-- RECORDS TO USE start --
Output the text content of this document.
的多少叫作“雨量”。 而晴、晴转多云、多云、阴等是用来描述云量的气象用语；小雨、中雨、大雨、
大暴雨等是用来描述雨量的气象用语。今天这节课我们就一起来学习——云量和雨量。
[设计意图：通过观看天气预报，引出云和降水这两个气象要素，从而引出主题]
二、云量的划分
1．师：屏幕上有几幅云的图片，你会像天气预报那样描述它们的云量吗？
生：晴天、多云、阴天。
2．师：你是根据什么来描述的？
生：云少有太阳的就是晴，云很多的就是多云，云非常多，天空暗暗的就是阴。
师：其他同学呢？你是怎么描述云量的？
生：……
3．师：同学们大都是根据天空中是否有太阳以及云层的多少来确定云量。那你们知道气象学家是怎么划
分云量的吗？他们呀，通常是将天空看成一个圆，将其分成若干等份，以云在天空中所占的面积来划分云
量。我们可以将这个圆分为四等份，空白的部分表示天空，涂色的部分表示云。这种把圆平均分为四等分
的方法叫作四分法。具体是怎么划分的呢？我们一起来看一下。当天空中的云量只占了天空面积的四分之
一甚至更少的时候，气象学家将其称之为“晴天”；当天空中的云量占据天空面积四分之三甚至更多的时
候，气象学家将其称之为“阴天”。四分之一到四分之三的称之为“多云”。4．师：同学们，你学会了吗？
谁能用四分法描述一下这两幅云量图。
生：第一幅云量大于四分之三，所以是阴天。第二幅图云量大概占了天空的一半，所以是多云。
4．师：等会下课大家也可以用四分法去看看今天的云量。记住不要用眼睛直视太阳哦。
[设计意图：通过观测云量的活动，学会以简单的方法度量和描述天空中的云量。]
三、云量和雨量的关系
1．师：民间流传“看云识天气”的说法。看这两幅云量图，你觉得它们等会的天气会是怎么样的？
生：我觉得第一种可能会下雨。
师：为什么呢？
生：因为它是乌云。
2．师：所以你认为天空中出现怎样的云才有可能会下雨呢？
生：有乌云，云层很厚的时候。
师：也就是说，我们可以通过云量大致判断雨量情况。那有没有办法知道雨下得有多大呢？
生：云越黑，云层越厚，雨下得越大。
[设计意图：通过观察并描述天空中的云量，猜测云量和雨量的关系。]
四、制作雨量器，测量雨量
-- RECORDS TO USE end --
SHORT TASK :: All of the entries must be quoted exactly; please include each one.

RESPONSE ::
Output the text content of this document.
的多少叫作“雨量”。 而晴、晴转多云、多云、阴等是用来描述云量的气象用语；小雨、中雨、大雨、
大暴雨等是用来描述雨量的气象用语。今天这节课我们就一起来学习——云量和雨量。
[设计意图：通过观看天气预报，引出云和降水这两个气象要素，从而引出主题]
二、云量的划分
1．师：屏幕上有几幅云的图片，你会像天气预报那样描述它们的云量吗？
生：晴天、多云、阴天。
2．师：你是根据什么来描述的？
生：云少有太阳的就是晴，云很多的就是多云，云非常多，天空暗暗的就是阴。
师：其他同学呢？你是怎么描述云量的？
生：……
3．师：同学们大都是根据天空中是否有太阳以及云层的多少来确定云量。那你们知道气象学家是怎么划
分云量的吗？他们呀，通常是将天空看成一个圆，将其分成若干等份，以云在天空中所占的面积来划分云
量。我们可以将这个圆分为四等份，空白的部分表示天空，涂色的部分表示云。这种把圆平均分为四等分
的方法叫作四分法。具体是怎么划分的呢？我们一起来看一下。当天空中的云量只占了天空面积的四分之
一甚至更少的时候，气象学家将其称之为“晴天”；当天空中的云量占据天空面积四分之三甚至更多的时
候，气象学家将其称之为“阴天”。四分之一到四分之三的称之为“多云”。4．师：同学们，你学会了吗？
谁能用四分法描述一下这两幅云量图。
生：第一幅云量大于四分之三，所以是阴天。第二幅图云量大概占了天空的一半，所以是多云。
4．师：等会下课大家也可以用四分法去看看今天的云量。记住不要用眼睛直视太阳哦。
[设计意图：通过观测云量的活动，学会以简单的方法度量和描述天空中的云量。]
三、云量和雨量的关系
1．师：民间流传“看云识天气”的说法。看这两幅云量图，你觉得它们等会的天气会是怎么样的？
生：我觉得第一种可能会下雨。
师：为什么呢？
生：因为它是乌云。
2．师：所以你认为天空中出现怎样的云才有可能会下雨呢？
生：有乌云，云层很厚的时候。
师：也就是说，我们可以通过云量大致判断雨量情况。那有没有办法知道雨下得有多大呢？
生：云越黑，云层越厚，雨下得越大。
[设计意图：通过观察并描述天空中的云量，猜测云量和雨量的关系。]
四、制作雨量器，测量雨量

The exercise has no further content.